Records for the exercise:

+ + + + + + +

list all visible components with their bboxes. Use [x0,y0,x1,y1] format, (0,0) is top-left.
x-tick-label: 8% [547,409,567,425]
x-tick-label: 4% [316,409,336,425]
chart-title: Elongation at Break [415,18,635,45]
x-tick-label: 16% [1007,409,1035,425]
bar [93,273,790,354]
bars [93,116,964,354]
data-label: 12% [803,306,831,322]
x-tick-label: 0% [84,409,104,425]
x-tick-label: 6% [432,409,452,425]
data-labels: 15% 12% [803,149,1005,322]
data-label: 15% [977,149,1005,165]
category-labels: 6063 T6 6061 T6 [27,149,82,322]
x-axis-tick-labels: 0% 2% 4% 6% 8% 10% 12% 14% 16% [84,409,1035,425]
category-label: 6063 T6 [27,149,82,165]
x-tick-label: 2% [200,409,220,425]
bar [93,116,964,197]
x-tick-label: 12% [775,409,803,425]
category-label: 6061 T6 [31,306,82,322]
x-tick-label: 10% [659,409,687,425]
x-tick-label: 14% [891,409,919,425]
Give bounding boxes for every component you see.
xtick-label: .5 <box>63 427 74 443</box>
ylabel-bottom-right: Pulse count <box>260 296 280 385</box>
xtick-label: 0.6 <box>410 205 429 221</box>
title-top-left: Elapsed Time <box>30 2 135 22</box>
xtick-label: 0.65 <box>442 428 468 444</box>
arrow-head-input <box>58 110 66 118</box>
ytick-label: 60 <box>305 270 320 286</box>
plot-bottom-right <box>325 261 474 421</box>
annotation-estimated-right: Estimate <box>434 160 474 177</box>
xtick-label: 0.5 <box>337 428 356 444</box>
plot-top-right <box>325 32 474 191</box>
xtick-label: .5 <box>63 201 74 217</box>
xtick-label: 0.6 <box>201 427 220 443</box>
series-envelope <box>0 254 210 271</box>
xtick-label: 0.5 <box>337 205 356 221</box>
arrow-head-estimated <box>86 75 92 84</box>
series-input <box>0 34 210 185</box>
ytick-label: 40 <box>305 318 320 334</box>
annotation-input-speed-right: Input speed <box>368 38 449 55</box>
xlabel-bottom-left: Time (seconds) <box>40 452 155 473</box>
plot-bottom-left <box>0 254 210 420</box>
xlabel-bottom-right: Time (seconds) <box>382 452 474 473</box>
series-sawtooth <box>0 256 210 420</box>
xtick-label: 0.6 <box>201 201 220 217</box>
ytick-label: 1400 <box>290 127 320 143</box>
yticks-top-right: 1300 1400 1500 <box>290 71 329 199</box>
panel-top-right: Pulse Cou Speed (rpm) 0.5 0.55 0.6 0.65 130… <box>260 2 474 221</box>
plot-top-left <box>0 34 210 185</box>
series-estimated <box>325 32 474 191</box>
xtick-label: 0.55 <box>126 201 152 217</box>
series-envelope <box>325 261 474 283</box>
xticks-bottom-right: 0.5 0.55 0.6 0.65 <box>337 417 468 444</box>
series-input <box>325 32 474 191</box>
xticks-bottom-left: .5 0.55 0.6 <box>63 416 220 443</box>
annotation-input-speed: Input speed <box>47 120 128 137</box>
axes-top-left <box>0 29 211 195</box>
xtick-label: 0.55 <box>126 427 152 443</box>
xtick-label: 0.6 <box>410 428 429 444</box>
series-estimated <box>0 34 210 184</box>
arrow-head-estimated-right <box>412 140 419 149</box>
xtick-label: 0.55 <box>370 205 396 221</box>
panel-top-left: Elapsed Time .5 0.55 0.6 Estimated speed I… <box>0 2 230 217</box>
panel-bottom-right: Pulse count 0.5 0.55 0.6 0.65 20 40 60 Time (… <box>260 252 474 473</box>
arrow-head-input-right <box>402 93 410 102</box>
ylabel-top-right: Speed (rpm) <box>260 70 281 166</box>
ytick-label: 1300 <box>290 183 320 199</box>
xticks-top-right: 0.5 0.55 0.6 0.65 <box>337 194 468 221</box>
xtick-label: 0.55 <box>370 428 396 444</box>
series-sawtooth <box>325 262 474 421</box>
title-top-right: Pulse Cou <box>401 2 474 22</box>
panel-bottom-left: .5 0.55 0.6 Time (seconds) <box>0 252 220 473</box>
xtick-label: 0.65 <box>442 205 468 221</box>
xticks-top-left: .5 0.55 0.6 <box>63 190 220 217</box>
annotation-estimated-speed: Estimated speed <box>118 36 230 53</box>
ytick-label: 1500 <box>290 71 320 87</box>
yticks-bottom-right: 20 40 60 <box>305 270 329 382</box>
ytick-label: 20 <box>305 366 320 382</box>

+ + + + + + +

Aim of the exercise:
Which lines in the listing above contain the word "count"? Extract each of them.

Final result:
ylabel-bottom-right: Pulse count <box>260 296 280 385</box>
panel-bottom-right: Pulse count 0.5 0.55 0.6 0.65 20 40 60 Time (… <box>260 252 474 473</box>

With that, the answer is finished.